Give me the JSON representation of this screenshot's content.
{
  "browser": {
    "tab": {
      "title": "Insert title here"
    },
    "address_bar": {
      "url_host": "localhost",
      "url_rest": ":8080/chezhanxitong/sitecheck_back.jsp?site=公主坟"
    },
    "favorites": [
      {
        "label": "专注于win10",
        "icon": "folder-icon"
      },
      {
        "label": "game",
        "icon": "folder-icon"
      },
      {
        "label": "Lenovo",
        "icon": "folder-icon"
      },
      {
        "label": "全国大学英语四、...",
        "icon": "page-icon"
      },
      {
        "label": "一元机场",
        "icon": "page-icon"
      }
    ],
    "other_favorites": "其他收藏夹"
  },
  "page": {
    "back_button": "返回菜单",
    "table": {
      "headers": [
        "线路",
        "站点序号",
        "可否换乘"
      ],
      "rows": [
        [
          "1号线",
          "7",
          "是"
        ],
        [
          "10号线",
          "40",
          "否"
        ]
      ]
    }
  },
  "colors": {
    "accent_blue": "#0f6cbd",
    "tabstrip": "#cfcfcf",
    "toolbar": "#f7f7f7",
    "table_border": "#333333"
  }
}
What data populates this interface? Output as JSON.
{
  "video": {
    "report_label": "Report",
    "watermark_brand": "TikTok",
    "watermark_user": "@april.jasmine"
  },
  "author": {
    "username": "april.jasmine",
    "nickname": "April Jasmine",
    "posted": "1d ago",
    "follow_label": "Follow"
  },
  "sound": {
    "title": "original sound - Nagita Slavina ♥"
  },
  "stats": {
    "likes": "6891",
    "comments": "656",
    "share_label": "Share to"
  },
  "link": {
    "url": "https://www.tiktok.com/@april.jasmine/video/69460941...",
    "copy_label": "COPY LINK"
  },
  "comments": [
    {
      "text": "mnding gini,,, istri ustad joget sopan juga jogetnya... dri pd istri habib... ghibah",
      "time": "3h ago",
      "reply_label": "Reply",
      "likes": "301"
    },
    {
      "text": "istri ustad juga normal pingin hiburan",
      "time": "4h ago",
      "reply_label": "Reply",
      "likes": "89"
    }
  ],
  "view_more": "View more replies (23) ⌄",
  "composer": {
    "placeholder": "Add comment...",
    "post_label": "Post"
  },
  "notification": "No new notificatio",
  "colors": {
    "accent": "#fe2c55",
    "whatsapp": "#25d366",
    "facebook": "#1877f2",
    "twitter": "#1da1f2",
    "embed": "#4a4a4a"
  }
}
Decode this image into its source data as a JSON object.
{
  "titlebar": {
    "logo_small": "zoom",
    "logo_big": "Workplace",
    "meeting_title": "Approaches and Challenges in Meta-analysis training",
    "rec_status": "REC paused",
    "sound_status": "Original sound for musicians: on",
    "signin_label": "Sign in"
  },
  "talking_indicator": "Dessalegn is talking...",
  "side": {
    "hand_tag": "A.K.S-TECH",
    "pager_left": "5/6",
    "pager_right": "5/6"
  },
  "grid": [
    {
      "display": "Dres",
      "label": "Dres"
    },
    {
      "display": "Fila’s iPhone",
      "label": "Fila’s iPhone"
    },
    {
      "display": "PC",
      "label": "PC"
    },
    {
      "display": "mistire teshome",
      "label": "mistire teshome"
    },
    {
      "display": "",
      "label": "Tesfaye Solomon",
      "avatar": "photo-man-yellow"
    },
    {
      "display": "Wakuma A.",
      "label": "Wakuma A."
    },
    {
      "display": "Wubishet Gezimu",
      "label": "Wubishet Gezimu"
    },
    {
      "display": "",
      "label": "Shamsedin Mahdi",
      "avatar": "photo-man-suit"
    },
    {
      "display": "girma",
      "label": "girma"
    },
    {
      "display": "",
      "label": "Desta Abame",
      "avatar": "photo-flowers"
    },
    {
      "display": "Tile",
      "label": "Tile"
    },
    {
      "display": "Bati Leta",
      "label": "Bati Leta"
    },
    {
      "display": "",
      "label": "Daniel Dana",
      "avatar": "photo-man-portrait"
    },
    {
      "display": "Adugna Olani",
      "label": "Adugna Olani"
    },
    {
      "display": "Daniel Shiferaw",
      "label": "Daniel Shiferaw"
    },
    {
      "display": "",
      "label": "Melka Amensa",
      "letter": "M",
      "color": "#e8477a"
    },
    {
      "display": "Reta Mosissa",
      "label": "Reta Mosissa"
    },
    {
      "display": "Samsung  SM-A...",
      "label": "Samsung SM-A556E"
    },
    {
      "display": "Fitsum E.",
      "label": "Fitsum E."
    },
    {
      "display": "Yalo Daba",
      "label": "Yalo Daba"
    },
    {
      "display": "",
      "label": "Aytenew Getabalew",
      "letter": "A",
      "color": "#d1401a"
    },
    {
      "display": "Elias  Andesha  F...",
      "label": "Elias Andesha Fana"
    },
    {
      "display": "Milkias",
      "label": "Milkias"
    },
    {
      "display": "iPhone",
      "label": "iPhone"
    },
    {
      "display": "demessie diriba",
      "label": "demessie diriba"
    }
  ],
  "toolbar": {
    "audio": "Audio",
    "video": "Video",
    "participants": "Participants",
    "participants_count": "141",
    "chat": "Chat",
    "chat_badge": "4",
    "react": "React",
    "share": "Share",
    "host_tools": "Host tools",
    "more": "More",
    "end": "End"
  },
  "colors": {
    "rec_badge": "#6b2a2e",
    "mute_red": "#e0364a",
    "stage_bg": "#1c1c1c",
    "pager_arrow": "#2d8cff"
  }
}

Directive: Copy out each line of the material that holds the word "demessie".

Expected output:
      "display": "demessie diriba",
      "label": "demessie diriba"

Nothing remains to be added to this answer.